- _Task description_: Wherever the word "Reward" appears in a line, copy that line.

- _Record list_:
■ ■ ■ ■ ■
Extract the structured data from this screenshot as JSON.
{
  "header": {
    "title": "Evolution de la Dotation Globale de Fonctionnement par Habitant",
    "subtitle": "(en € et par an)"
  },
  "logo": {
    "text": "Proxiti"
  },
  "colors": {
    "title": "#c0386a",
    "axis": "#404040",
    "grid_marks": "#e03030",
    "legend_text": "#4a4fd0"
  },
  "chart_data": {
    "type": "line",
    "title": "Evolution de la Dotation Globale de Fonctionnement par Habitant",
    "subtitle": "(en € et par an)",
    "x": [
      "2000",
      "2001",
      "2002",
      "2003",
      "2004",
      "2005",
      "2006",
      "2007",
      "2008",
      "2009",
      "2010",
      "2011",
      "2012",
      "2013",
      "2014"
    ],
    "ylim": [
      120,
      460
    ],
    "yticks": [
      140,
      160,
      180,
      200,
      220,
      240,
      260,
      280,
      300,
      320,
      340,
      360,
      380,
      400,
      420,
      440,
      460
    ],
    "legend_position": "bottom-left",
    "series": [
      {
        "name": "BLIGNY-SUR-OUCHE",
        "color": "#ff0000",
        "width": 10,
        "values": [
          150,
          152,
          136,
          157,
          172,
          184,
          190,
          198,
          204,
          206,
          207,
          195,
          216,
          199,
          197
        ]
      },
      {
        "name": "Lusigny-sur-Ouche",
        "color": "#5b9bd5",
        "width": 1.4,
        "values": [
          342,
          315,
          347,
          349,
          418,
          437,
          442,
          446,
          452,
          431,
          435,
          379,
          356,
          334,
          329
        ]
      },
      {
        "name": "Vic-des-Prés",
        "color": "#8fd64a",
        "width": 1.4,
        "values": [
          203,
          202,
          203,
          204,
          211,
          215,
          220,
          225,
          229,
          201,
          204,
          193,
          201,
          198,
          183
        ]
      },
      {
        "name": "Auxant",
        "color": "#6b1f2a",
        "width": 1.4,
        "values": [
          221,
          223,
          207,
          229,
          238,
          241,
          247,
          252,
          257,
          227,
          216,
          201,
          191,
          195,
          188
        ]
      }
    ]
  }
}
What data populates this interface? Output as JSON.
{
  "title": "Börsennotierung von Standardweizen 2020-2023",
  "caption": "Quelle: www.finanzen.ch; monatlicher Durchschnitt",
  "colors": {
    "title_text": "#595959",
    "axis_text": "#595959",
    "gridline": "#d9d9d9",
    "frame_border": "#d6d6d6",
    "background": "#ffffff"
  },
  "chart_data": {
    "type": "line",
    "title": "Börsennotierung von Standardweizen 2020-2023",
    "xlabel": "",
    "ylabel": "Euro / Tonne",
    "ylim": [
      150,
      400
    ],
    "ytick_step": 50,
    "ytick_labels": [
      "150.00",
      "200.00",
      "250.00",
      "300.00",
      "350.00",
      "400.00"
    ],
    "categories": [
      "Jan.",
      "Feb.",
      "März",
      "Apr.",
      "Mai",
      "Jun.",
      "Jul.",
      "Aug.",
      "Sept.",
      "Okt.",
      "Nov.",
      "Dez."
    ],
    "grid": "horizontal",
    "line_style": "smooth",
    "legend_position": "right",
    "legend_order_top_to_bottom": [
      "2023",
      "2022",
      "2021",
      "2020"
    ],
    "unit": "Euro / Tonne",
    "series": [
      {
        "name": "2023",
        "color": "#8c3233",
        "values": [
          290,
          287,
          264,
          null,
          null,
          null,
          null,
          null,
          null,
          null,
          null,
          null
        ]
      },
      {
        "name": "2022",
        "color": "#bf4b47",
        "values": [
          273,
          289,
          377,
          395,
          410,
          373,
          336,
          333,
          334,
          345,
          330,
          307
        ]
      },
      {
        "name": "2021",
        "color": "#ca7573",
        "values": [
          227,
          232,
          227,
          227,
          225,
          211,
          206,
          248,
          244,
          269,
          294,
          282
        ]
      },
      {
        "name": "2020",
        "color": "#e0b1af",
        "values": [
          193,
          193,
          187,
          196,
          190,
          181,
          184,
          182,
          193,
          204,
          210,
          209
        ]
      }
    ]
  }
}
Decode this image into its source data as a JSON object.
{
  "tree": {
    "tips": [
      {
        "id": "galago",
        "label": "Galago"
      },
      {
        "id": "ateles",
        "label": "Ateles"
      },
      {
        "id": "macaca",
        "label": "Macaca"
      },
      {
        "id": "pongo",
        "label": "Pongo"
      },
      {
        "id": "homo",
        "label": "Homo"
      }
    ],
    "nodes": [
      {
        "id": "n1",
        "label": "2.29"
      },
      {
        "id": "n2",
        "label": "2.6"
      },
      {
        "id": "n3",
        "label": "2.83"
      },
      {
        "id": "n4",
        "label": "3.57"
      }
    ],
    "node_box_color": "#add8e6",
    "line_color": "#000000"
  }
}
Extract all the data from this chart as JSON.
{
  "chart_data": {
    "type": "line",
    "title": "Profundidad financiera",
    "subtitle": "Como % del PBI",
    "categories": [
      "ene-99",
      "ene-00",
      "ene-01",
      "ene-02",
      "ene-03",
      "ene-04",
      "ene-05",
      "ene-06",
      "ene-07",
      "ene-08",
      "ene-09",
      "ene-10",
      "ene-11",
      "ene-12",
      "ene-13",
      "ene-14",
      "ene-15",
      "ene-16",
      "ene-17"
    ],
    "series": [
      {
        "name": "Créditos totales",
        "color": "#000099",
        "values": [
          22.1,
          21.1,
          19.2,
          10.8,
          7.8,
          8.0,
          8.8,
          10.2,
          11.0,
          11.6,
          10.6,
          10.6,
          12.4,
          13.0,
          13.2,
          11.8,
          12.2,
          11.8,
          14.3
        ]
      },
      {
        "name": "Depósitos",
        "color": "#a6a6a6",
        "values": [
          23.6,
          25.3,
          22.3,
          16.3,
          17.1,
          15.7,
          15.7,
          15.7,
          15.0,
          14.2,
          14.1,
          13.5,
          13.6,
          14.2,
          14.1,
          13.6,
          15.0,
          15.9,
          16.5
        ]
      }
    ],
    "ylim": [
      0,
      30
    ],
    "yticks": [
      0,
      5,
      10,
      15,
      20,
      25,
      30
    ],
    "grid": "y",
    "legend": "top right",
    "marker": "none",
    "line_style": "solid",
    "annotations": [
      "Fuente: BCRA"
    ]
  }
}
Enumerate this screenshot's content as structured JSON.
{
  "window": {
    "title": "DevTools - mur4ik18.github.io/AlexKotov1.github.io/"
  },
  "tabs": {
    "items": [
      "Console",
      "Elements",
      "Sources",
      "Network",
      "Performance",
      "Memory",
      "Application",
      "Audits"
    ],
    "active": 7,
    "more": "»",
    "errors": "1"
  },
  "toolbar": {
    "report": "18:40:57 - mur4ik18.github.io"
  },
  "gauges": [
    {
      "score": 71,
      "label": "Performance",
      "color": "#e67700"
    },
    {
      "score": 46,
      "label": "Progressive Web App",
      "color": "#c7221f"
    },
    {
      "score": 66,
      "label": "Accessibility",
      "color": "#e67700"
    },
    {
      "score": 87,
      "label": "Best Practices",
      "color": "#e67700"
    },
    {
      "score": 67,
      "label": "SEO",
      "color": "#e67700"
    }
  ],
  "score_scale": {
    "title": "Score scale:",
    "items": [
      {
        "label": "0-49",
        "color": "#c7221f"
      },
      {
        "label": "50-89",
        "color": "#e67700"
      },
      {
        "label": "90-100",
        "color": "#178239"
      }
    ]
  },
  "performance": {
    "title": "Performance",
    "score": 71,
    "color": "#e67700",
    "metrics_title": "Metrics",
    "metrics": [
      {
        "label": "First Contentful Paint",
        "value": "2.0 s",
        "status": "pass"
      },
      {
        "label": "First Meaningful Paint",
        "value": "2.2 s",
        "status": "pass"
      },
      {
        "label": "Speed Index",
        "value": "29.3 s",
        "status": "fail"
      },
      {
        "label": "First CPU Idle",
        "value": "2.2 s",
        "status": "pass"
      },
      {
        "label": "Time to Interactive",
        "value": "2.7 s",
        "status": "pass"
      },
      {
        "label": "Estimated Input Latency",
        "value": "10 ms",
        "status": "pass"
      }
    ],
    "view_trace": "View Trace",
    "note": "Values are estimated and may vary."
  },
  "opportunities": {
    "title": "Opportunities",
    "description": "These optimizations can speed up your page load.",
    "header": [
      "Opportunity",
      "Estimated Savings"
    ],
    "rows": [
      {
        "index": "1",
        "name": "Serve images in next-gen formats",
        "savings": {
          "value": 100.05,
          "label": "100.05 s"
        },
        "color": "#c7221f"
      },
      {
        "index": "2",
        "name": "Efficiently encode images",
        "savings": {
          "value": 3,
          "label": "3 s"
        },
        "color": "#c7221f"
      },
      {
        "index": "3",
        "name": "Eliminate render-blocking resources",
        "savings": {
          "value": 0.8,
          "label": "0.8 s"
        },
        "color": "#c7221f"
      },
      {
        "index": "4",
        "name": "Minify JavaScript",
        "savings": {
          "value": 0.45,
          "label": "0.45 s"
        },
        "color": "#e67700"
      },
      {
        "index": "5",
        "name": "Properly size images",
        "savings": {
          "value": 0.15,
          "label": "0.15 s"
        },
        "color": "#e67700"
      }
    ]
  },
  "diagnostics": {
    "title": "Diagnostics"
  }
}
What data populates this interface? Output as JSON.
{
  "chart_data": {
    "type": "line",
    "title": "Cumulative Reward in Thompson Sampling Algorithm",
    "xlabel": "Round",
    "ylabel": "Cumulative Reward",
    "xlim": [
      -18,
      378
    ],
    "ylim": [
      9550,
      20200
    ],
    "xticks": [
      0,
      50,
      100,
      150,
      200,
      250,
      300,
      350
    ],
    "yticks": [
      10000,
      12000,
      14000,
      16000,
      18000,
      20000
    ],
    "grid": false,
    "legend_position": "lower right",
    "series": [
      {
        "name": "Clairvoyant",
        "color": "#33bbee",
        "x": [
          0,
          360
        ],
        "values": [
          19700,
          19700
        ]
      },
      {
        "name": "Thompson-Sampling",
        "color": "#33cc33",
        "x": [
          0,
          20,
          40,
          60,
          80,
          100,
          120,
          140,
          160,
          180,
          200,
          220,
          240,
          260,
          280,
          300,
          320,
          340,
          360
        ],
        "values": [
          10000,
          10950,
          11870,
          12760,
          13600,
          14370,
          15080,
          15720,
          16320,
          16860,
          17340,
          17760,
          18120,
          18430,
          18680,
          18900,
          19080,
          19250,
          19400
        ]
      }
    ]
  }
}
■ ■ ■ ■ ■
- _Response for this exercise_:
    "title": "Cumulative Reward in Thompson Sampling Algorithm",
    "ylabel": "Cumulative Reward",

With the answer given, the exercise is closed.